Dataset entries on figures
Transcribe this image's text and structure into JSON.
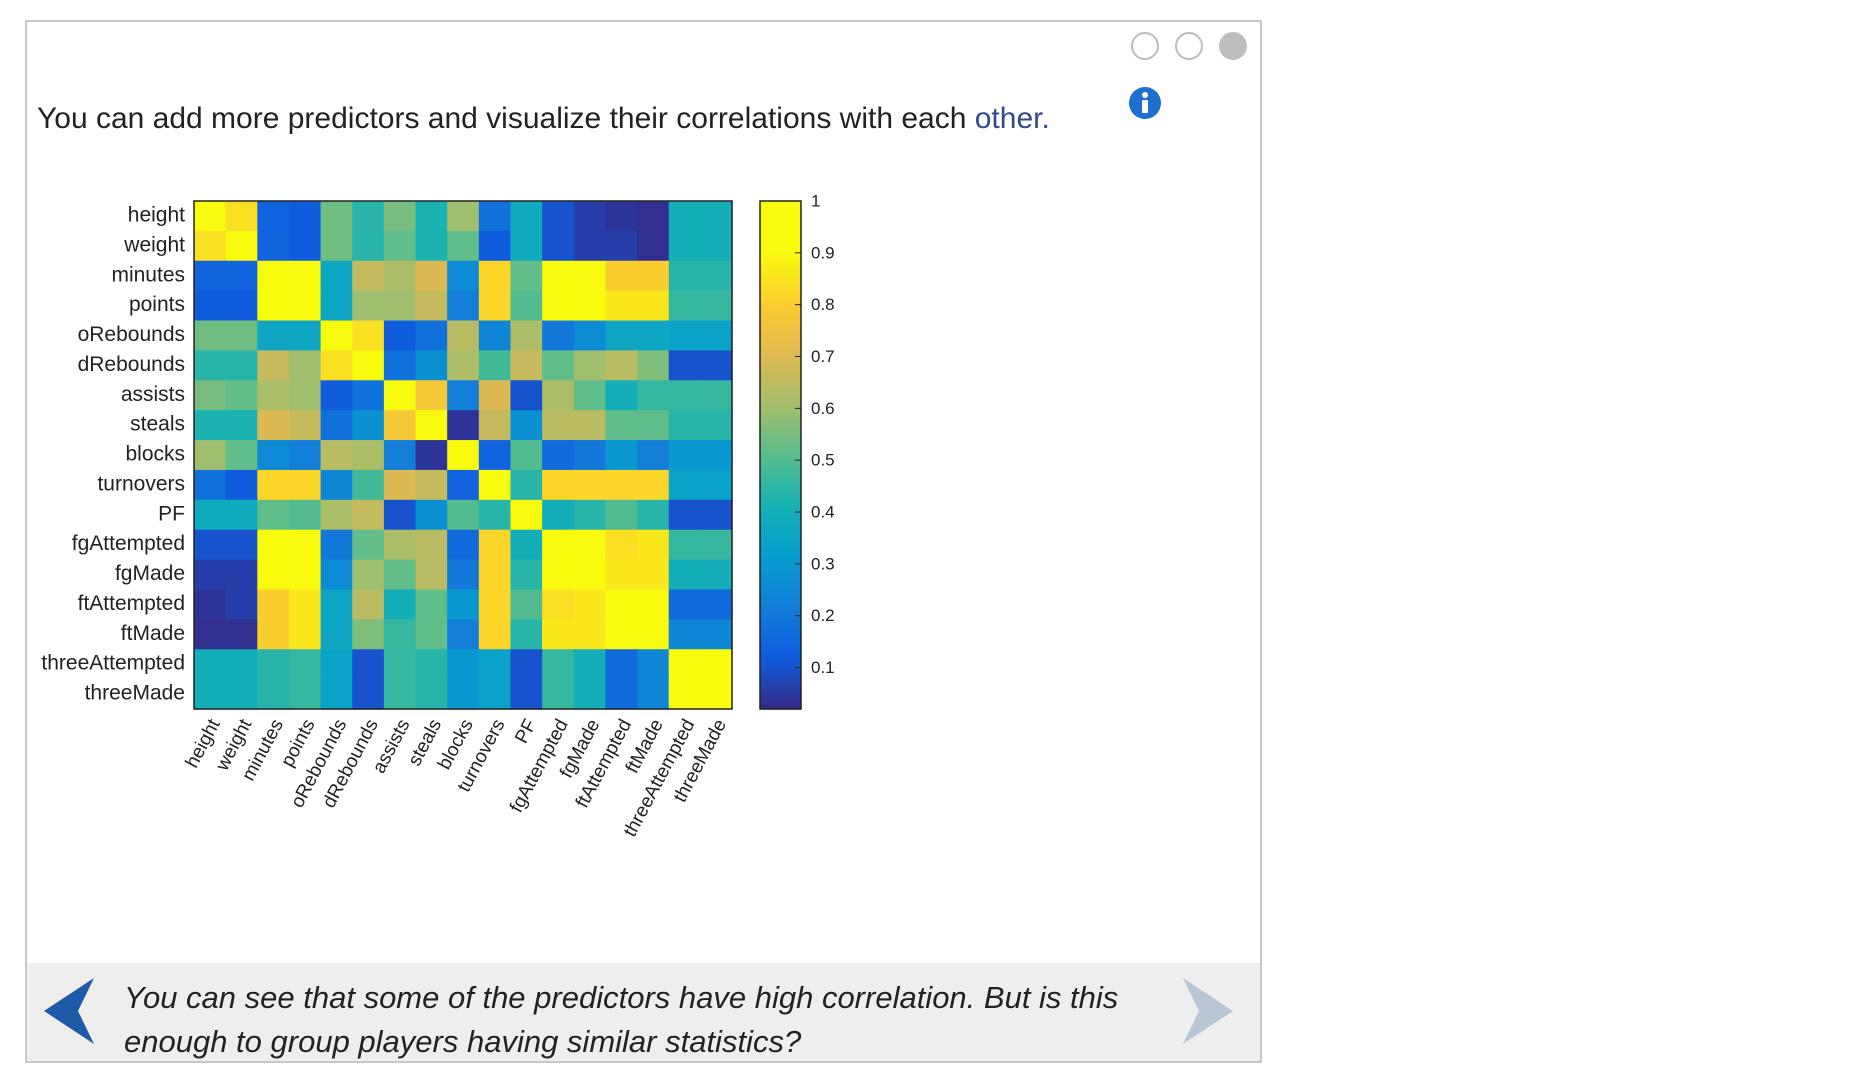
{
  "headline": {
    "text": "You can add more predictors and visualize their correlations with each ",
    "link": "other."
  },
  "progress_dots": {
    "count": 3,
    "active_index": 2
  },
  "footer": {
    "text": "You can see that some of the predictors have high correlation. But is this enough to group players having similar statistics?"
  },
  "icons": {
    "info": "info-icon",
    "prev": "chevron-left-icon",
    "next": "chevron-right-icon"
  },
  "colors": {
    "link": "#344a8c",
    "info_icon": "#1f6fd1",
    "prev_arrow": "#1e5aa8",
    "next_arrow": "#b9c6d6"
  },
  "chart_data": {
    "type": "heatmap",
    "labels": [
      "height",
      "weight",
      "minutes",
      "points",
      "oRebounds",
      "dRebounds",
      "assists",
      "steals",
      "blocks",
      "turnovers",
      "PF",
      "fgAttempted",
      "fgMade",
      "ftAttempted",
      "ftMade",
      "threeAttempted",
      "threeMade"
    ],
    "values": [
      [
        1.0,
        0.84,
        0.14,
        0.12,
        0.54,
        0.44,
        0.55,
        0.42,
        0.6,
        0.18,
        0.38,
        0.1,
        0.06,
        0.04,
        0.03,
        0.4,
        0.4
      ],
      [
        0.84,
        1.0,
        0.14,
        0.12,
        0.54,
        0.44,
        0.52,
        0.42,
        0.52,
        0.12,
        0.38,
        0.1,
        0.06,
        0.06,
        0.03,
        0.4,
        0.4
      ],
      [
        0.14,
        0.14,
        1.0,
        0.94,
        0.36,
        0.66,
        0.62,
        0.7,
        0.26,
        0.82,
        0.52,
        0.94,
        0.94,
        0.8,
        0.8,
        0.44,
        0.44
      ],
      [
        0.12,
        0.12,
        0.94,
        1.0,
        0.36,
        0.6,
        0.6,
        0.66,
        0.22,
        0.82,
        0.5,
        0.96,
        0.98,
        0.86,
        0.86,
        0.46,
        0.46
      ],
      [
        0.54,
        0.54,
        0.36,
        0.36,
        1.0,
        0.84,
        0.12,
        0.18,
        0.64,
        0.24,
        0.62,
        0.2,
        0.26,
        0.36,
        0.36,
        0.34,
        0.34
      ],
      [
        0.44,
        0.44,
        0.66,
        0.6,
        0.84,
        1.0,
        0.18,
        0.28,
        0.62,
        0.48,
        0.66,
        0.52,
        0.6,
        0.64,
        0.56,
        0.1,
        0.1
      ],
      [
        0.55,
        0.52,
        0.62,
        0.6,
        0.12,
        0.18,
        1.0,
        0.78,
        0.22,
        0.7,
        0.1,
        0.62,
        0.52,
        0.4,
        0.46,
        0.46,
        0.46
      ],
      [
        0.42,
        0.42,
        0.7,
        0.66,
        0.18,
        0.28,
        0.78,
        1.0,
        0.04,
        0.66,
        0.28,
        0.64,
        0.64,
        0.52,
        0.52,
        0.44,
        0.44
      ],
      [
        0.6,
        0.52,
        0.26,
        0.22,
        0.64,
        0.62,
        0.22,
        0.04,
        1.0,
        0.14,
        0.5,
        0.16,
        0.2,
        0.3,
        0.22,
        0.3,
        0.3
      ],
      [
        0.18,
        0.12,
        0.82,
        0.82,
        0.24,
        0.48,
        0.7,
        0.66,
        0.14,
        1.0,
        0.44,
        0.82,
        0.82,
        0.82,
        0.82,
        0.34,
        0.34
      ],
      [
        0.38,
        0.38,
        0.52,
        0.5,
        0.62,
        0.66,
        0.1,
        0.28,
        0.5,
        0.44,
        1.0,
        0.4,
        0.44,
        0.5,
        0.44,
        0.1,
        0.1
      ],
      [
        0.1,
        0.1,
        0.94,
        0.96,
        0.2,
        0.52,
        0.62,
        0.64,
        0.16,
        0.82,
        0.4,
        1.0,
        0.98,
        0.84,
        0.86,
        0.46,
        0.46
      ],
      [
        0.06,
        0.06,
        0.94,
        0.98,
        0.26,
        0.6,
        0.52,
        0.64,
        0.2,
        0.82,
        0.44,
        0.98,
        1.0,
        0.86,
        0.86,
        0.4,
        0.4
      ],
      [
        0.04,
        0.06,
        0.8,
        0.86,
        0.36,
        0.64,
        0.4,
        0.52,
        0.3,
        0.82,
        0.5,
        0.84,
        0.86,
        1.0,
        0.98,
        0.16,
        0.16
      ],
      [
        0.03,
        0.03,
        0.8,
        0.86,
        0.36,
        0.56,
        0.46,
        0.52,
        0.22,
        0.82,
        0.44,
        0.86,
        0.86,
        0.98,
        1.0,
        0.24,
        0.24
      ],
      [
        0.4,
        0.4,
        0.44,
        0.46,
        0.34,
        0.1,
        0.46,
        0.44,
        0.3,
        0.34,
        0.1,
        0.46,
        0.4,
        0.16,
        0.24,
        1.0,
        0.98
      ],
      [
        0.4,
        0.4,
        0.44,
        0.46,
        0.34,
        0.1,
        0.46,
        0.44,
        0.3,
        0.34,
        0.1,
        0.46,
        0.4,
        0.16,
        0.24,
        0.98,
        1.0
      ]
    ],
    "colorbar": {
      "min": 0.02,
      "max": 1,
      "ticks": [
        0.1,
        0.2,
        0.3,
        0.4,
        0.5,
        0.6,
        0.7,
        0.8,
        0.9,
        1
      ],
      "tick_labels": [
        "0.1",
        "0.2",
        "0.3",
        "0.4",
        "0.5",
        "0.6",
        "0.7",
        "0.8",
        "0.9",
        "1"
      ]
    },
    "colormap": "parula"
  }
}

What is asked:
From the listing above, collect every line that mentions the word "predictors".

Output:
    "text": "You can add more predictors and visualize their correlations with each ",
    "text": "You can see that some of the predictors have high correlation. But is this enough to group players having similar statistics?"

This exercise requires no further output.